Figure collection entries:
***

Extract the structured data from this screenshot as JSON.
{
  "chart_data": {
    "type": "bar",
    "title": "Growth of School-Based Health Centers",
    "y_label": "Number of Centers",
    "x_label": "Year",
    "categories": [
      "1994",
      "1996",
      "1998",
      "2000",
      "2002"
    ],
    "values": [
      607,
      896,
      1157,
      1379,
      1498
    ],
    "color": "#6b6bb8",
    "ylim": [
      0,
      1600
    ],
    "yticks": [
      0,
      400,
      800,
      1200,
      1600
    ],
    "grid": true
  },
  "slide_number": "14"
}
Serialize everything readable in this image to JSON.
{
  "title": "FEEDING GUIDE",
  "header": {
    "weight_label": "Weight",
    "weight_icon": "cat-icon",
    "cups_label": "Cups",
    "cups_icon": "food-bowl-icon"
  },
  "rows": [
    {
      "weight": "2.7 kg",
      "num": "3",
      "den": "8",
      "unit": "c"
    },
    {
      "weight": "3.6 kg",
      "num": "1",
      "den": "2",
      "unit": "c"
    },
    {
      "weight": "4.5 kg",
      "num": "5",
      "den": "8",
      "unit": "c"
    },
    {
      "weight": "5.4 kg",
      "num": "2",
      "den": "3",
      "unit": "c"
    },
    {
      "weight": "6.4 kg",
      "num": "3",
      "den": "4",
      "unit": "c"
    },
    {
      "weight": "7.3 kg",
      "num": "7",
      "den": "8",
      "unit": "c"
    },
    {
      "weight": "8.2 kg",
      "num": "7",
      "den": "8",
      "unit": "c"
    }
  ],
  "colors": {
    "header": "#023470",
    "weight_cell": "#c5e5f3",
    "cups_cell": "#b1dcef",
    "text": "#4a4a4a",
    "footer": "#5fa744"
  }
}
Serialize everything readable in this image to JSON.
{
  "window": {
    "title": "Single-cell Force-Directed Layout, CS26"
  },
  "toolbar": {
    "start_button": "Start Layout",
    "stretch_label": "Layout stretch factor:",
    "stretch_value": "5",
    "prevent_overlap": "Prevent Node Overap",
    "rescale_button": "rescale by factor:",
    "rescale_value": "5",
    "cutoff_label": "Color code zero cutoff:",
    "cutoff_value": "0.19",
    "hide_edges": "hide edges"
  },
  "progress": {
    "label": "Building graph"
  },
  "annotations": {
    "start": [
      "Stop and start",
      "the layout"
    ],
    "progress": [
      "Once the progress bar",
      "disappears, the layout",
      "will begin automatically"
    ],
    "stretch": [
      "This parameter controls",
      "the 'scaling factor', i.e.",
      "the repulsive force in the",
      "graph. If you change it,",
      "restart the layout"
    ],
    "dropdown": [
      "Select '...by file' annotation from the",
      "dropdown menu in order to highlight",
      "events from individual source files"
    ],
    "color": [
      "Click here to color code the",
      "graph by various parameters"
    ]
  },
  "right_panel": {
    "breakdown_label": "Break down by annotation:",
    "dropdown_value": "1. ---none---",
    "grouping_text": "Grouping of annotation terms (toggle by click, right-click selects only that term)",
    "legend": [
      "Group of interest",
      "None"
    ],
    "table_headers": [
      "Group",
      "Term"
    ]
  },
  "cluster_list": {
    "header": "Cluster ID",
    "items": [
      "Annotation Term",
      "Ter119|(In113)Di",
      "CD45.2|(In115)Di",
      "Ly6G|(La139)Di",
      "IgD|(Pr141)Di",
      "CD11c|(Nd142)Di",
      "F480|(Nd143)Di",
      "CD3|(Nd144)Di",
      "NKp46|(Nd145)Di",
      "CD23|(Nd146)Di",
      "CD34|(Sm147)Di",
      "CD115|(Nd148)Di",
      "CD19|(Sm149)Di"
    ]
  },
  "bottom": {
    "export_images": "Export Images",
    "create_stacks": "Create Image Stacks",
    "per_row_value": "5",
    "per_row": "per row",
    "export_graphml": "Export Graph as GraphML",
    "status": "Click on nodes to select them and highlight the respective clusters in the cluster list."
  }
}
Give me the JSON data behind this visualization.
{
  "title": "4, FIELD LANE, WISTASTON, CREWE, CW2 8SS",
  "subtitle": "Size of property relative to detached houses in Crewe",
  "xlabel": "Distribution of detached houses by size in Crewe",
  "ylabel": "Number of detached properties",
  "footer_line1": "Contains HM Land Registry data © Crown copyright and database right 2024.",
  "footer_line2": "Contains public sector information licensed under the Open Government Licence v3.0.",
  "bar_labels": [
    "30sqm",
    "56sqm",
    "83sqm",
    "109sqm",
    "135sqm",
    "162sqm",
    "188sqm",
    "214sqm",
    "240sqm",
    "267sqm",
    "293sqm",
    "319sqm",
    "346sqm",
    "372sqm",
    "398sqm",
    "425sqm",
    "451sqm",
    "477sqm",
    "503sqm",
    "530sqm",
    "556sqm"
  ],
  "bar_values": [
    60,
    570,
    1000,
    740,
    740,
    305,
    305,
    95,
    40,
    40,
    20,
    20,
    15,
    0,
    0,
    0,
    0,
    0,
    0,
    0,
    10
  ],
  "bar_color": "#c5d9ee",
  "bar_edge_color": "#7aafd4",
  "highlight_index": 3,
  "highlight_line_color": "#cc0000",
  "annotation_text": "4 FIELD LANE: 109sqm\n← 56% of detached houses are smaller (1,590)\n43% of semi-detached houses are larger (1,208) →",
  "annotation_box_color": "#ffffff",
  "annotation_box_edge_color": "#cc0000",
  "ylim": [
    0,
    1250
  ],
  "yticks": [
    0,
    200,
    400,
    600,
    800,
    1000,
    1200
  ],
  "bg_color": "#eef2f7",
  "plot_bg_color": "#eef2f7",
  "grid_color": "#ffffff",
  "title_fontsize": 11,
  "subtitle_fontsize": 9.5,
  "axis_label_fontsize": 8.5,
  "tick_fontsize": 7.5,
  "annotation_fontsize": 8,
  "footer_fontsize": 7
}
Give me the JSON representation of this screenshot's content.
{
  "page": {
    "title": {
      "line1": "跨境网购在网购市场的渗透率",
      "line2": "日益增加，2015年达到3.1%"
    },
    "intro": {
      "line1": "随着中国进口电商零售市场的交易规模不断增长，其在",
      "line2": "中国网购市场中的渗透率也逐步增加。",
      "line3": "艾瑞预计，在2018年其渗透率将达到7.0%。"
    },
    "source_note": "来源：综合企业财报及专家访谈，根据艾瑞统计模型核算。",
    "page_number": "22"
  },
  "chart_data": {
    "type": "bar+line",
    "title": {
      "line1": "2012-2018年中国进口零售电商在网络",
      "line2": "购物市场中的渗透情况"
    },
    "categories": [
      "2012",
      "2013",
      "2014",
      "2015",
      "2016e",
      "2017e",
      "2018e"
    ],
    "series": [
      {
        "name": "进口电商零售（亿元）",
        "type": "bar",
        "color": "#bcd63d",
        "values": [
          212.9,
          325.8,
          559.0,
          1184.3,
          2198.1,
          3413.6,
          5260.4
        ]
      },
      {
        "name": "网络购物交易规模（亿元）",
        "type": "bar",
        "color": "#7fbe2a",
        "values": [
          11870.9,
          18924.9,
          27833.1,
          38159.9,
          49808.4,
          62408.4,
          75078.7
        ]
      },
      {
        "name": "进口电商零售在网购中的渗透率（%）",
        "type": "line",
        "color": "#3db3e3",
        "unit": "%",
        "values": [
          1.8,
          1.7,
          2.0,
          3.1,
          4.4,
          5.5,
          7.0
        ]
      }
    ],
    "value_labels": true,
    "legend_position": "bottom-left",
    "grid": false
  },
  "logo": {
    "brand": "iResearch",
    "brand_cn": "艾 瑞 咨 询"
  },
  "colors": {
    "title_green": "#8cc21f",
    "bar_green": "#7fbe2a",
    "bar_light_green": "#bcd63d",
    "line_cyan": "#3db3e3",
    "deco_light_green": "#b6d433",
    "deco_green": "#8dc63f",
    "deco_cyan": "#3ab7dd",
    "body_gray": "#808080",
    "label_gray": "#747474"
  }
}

***

§ **Given exercise**: Among the entries above, how many lines include the word "ffffff"? Give the number with no comment.

§ **Answer to this problem**: 2